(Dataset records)
>> BEGIN
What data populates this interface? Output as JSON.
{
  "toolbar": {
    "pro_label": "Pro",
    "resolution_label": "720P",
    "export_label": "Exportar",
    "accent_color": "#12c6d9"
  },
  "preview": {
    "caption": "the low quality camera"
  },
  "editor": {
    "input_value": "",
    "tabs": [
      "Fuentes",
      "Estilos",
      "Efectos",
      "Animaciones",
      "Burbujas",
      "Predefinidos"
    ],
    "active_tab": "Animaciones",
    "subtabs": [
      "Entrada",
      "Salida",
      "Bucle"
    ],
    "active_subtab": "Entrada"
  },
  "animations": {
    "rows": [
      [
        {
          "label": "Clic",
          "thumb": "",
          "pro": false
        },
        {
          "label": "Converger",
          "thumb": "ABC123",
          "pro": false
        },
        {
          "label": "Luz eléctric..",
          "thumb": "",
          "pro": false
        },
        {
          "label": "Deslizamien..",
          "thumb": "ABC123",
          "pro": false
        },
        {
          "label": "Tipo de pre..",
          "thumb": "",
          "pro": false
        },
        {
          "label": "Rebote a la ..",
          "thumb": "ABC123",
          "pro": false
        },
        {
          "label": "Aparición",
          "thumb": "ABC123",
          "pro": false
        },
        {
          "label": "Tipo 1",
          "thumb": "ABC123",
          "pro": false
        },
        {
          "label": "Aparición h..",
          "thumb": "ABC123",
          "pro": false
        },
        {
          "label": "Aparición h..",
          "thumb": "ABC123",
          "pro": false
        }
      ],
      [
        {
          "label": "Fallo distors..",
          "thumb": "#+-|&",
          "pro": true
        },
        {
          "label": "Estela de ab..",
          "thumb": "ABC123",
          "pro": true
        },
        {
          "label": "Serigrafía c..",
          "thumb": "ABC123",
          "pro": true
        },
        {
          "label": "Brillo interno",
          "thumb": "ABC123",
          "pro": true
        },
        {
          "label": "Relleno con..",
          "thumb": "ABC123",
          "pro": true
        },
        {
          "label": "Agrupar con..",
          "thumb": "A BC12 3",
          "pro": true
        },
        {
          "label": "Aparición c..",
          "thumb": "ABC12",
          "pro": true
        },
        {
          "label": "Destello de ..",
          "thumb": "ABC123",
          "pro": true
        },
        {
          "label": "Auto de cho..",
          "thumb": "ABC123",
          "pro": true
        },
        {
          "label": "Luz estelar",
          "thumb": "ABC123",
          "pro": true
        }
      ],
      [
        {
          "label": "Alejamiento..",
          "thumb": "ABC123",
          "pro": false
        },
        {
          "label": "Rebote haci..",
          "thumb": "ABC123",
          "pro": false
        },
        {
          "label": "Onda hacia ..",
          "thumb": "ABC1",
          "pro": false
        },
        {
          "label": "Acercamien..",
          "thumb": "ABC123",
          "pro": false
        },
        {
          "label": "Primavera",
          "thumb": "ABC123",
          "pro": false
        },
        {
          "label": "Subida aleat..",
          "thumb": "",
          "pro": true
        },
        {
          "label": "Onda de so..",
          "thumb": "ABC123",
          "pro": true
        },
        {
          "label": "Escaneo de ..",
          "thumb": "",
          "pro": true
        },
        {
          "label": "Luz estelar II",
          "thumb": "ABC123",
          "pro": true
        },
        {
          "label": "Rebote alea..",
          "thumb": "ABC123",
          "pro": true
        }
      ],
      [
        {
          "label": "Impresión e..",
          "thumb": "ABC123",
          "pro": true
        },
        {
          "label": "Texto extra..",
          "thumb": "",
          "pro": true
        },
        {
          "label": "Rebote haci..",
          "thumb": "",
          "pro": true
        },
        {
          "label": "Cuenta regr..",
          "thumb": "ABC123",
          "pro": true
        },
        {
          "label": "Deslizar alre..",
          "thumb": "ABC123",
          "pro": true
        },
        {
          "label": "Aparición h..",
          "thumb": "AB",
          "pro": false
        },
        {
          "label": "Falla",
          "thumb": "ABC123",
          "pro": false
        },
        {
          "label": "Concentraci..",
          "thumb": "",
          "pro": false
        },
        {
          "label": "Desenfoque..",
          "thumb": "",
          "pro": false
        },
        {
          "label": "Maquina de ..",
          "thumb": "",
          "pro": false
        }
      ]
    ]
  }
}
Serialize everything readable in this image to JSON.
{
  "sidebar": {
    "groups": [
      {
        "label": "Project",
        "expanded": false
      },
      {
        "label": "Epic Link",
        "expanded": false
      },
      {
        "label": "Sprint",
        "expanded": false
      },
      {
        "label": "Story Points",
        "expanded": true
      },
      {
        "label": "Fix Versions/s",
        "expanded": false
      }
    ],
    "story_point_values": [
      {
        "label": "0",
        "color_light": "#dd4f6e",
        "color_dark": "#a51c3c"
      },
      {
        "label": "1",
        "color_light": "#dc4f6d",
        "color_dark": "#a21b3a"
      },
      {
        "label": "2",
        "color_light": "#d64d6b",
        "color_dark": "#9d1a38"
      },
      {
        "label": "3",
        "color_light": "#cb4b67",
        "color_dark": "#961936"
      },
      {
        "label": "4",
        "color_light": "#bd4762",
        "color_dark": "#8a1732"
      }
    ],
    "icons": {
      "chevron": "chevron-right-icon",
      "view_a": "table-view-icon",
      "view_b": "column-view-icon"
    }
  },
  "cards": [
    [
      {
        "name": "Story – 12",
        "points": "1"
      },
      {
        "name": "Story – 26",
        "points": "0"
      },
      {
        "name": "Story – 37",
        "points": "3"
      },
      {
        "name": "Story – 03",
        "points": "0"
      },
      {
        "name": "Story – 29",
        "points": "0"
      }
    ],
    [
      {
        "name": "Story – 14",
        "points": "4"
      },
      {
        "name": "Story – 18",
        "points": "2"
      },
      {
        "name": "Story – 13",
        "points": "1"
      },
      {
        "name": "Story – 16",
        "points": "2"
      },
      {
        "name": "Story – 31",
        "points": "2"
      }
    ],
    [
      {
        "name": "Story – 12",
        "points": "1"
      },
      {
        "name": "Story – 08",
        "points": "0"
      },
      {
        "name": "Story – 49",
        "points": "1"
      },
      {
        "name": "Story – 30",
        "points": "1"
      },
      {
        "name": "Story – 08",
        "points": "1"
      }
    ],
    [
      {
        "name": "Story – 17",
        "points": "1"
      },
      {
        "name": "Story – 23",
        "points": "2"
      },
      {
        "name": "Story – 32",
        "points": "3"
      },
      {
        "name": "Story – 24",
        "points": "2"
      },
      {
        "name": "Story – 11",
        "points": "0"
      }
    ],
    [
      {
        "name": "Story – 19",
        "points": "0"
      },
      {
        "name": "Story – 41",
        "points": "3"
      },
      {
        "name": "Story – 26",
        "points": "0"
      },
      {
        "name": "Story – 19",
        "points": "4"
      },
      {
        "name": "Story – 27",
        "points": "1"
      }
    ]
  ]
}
>> END
From the material above, copy each line that includes the word "estelar".

**SOLUTION:**
          "label": "Luz estelar",
          "label": "Luz estelar II",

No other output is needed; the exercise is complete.